>> Begin MATERIAL PROVIDED
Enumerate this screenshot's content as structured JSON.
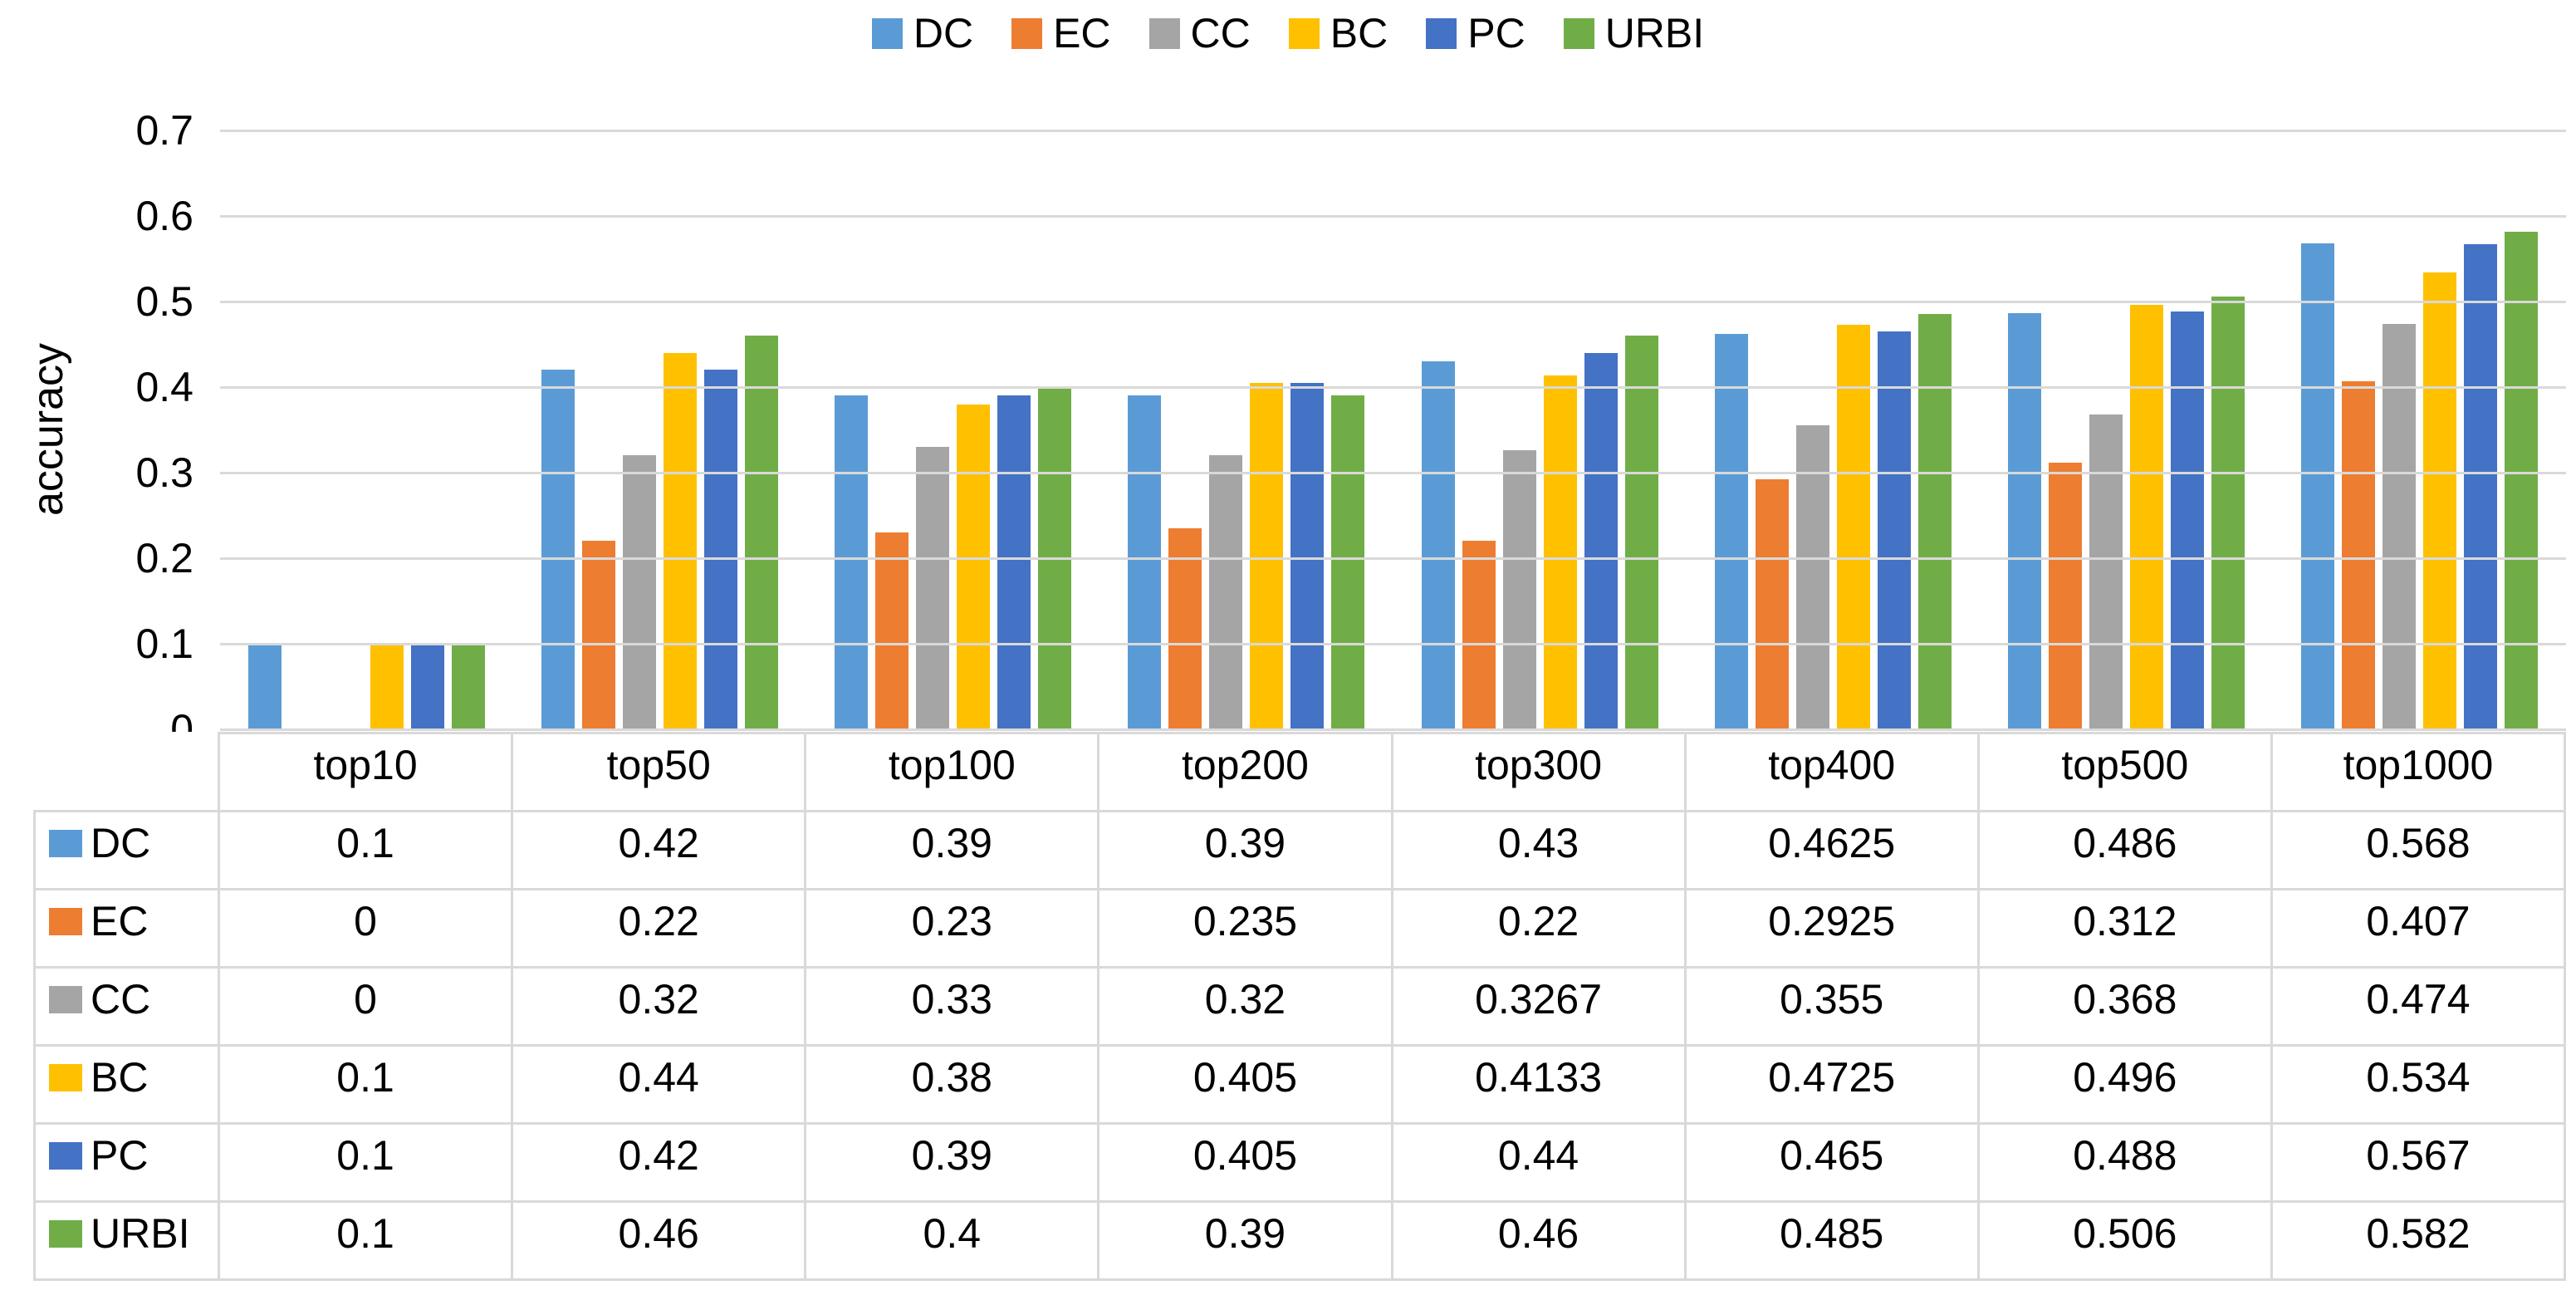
{
  "chart_data": {
    "type": "bar",
    "title": "",
    "ylabel": "accuracy",
    "xlabel": "",
    "ylim": [
      0,
      0.7
    ],
    "ytick_labels": [
      "0",
      "0.1",
      "0.2",
      "0.3",
      "0.4",
      "0.5",
      "0.6",
      "0.7"
    ],
    "grid": true,
    "legend_position": "top",
    "categories": [
      "top10",
      "top50",
      "top100",
      "top200",
      "top300",
      "top400",
      "top500",
      "top1000"
    ],
    "series": [
      {
        "name": "DC",
        "color": "#5B9BD5",
        "values": [
          0.1,
          0.42,
          0.39,
          0.39,
          0.43,
          0.4625,
          0.486,
          0.568
        ]
      },
      {
        "name": "EC",
        "color": "#ED7D31",
        "values": [
          0,
          0.22,
          0.23,
          0.235,
          0.22,
          0.2925,
          0.312,
          0.407
        ]
      },
      {
        "name": "CC",
        "color": "#A5A5A5",
        "values": [
          0,
          0.32,
          0.33,
          0.32,
          0.3267,
          0.355,
          0.368,
          0.474
        ]
      },
      {
        "name": "BC",
        "color": "#FFC000",
        "values": [
          0.1,
          0.44,
          0.38,
          0.405,
          0.4133,
          0.4725,
          0.496,
          0.534
        ]
      },
      {
        "name": "PC",
        "color": "#4472C4",
        "values": [
          0.1,
          0.42,
          0.39,
          0.405,
          0.44,
          0.465,
          0.488,
          0.567
        ]
      },
      {
        "name": "URBI",
        "color": "#70AD47",
        "values": [
          0.1,
          0.46,
          0.4,
          0.39,
          0.46,
          0.485,
          0.506,
          0.582
        ]
      }
    ],
    "gridline_color": "#D9D9D9",
    "table_border_color": "#D9D9D9"
  },
  "table": {
    "header": [
      "top10",
      "top50",
      "top100",
      "top200",
      "top300",
      "top400",
      "top500",
      "top1000"
    ],
    "rows": [
      {
        "label": "DC",
        "cells": [
          "0.1",
          "0.42",
          "0.39",
          "0.39",
          "0.43",
          "0.4625",
          "0.486",
          "0.568"
        ]
      },
      {
        "label": "EC",
        "cells": [
          "0",
          "0.22",
          "0.23",
          "0.235",
          "0.22",
          "0.2925",
          "0.312",
          "0.407"
        ]
      },
      {
        "label": "CC",
        "cells": [
          "0",
          "0.32",
          "0.33",
          "0.32",
          "0.3267",
          "0.355",
          "0.368",
          "0.474"
        ]
      },
      {
        "label": "BC",
        "cells": [
          "0.1",
          "0.44",
          "0.38",
          "0.405",
          "0.4133",
          "0.4725",
          "0.496",
          "0.534"
        ]
      },
      {
        "label": "PC",
        "cells": [
          "0.1",
          "0.42",
          "0.39",
          "0.405",
          "0.44",
          "0.465",
          "0.488",
          "0.567"
        ]
      },
      {
        "label": "URBI",
        "cells": [
          "0.1",
          "0.46",
          "0.4",
          "0.39",
          "0.46",
          "0.485",
          "0.506",
          "0.582"
        ]
      }
    ]
  }
}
>> End MATERIAL PROVIDED
YOUR GOAL.
Give back each entry exactly as it appears, with no pictures.

WRITTEN ANSWER.
Enumerate this screenshot's content as structured JSON.
{
  "chart_data": {
    "type": "bar",
    "title": "",
    "ylabel": "accuracy",
    "xlabel": "",
    "ylim": [
      0,
      0.7
    ],
    "ytick_labels": [
      "0",
      "0.1",
      "0.2",
      "0.3",
      "0.4",
      "0.5",
      "0.6",
      "0.7"
    ],
    "grid": true,
    "legend_position": "top",
    "categories": [
      "top10",
      "top50",
      "top100",
      "top200",
      "top300",
      "top400",
      "top500",
      "top1000"
    ],
    "series": [
      {
        "name": "DC",
        "color": "#5B9BD5",
        "values": [
          0.1,
          0.42,
          0.39,
          0.39,
          0.43,
          0.4625,
          0.486,
          0.568
        ]
      },
      {
        "name": "EC",
        "color": "#ED7D31",
        "values": [
          0,
          0.22,
          0.23,
          0.235,
          0.22,
          0.2925,
          0.312,
          0.407
        ]
      },
      {
        "name": "CC",
        "color": "#A5A5A5",
        "values": [
          0,
          0.32,
          0.33,
          0.32,
          0.3267,
          0.355,
          0.368,
          0.474
        ]
      },
      {
        "name": "BC",
        "color": "#FFC000",
        "values": [
          0.1,
          0.44,
          0.38,
          0.405,
          0.4133,
          0.4725,
          0.496,
          0.534
        ]
      },
      {
        "name": "PC",
        "color": "#4472C4",
        "values": [
          0.1,
          0.42,
          0.39,
          0.405,
          0.44,
          0.465,
          0.488,
          0.567
        ]
      },
      {
        "name": "URBI",
        "color": "#70AD47",
        "values": [
          0.1,
          0.46,
          0.4,
          0.39,
          0.46,
          0.485,
          0.506,
          0.582
        ]
      }
    ],
    "gridline_color": "#D9D9D9",
    "table_border_color": "#D9D9D9"
  },
  "table": {
    "header": [
      "top10",
      "top50",
      "top100",
      "top200",
      "top300",
      "top400",
      "top500",
      "top1000"
    ],
    "rows": [
      {
        "label": "DC",
        "cells": [
          "0.1",
          "0.42",
          "0.39",
          "0.39",
          "0.43",
          "0.4625",
          "0.486",
          "0.568"
        ]
      },
      {
        "label": "EC",
        "cells": [
          "0",
          "0.22",
          "0.23",
          "0.235",
          "0.22",
          "0.2925",
          "0.312",
          "0.407"
        ]
      },
      {
        "label": "CC",
        "cells": [
          "0",
          "0.32",
          "0.33",
          "0.32",
          "0.3267",
          "0.355",
          "0.368",
          "0.474"
        ]
      },
      {
        "label": "BC",
        "cells": [
          "0.1",
          "0.44",
          "0.38",
          "0.405",
          "0.4133",
          "0.4725",
          "0.496",
          "0.534"
        ]
      },
      {
        "label": "PC",
        "cells": [
          "0.1",
          "0.42",
          "0.39",
          "0.405",
          "0.44",
          "0.465",
          "0.488",
          "0.567"
        ]
      },
      {
        "label": "URBI",
        "cells": [
          "0.1",
          "0.46",
          "0.4",
          "0.39",
          "0.46",
          "0.485",
          "0.506",
          "0.582"
        ]
      }
    ]
  }
}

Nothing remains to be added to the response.